In the material below, find every line with "verified" and pull it out.

========

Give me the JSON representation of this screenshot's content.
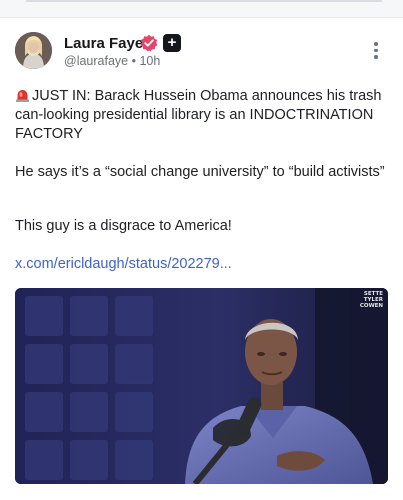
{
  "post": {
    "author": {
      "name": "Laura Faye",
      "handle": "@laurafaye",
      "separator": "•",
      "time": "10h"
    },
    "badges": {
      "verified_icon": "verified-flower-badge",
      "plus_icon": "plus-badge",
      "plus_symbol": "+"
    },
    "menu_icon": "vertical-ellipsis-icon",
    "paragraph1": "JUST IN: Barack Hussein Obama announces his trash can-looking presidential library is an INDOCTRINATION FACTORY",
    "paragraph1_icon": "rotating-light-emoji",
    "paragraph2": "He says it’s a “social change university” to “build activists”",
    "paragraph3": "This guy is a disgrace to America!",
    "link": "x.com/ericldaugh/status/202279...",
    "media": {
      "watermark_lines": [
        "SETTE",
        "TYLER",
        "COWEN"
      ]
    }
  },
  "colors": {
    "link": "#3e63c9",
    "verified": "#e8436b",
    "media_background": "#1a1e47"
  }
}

========

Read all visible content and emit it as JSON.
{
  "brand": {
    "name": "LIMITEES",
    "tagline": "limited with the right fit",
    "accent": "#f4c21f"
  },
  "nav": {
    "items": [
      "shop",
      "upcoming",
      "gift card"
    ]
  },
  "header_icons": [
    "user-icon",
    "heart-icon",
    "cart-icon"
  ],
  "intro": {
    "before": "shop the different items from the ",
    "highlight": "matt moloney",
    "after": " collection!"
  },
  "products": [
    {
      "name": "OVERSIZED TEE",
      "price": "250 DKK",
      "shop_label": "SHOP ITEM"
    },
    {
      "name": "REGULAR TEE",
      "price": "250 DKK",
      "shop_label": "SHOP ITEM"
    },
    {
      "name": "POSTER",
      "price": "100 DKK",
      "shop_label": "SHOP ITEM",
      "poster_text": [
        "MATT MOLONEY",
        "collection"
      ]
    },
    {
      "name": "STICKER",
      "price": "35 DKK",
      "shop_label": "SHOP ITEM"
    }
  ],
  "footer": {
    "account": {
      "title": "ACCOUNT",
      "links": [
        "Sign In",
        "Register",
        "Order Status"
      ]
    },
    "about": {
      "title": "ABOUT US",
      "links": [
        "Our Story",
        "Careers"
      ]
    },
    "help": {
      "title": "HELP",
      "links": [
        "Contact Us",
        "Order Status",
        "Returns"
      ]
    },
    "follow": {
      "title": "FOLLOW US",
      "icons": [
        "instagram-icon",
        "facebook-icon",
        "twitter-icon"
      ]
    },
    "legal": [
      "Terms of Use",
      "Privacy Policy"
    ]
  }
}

========

• Exercise answer:
      "verified_icon": "verified-flower-badge",
    "verified": "#e8436b",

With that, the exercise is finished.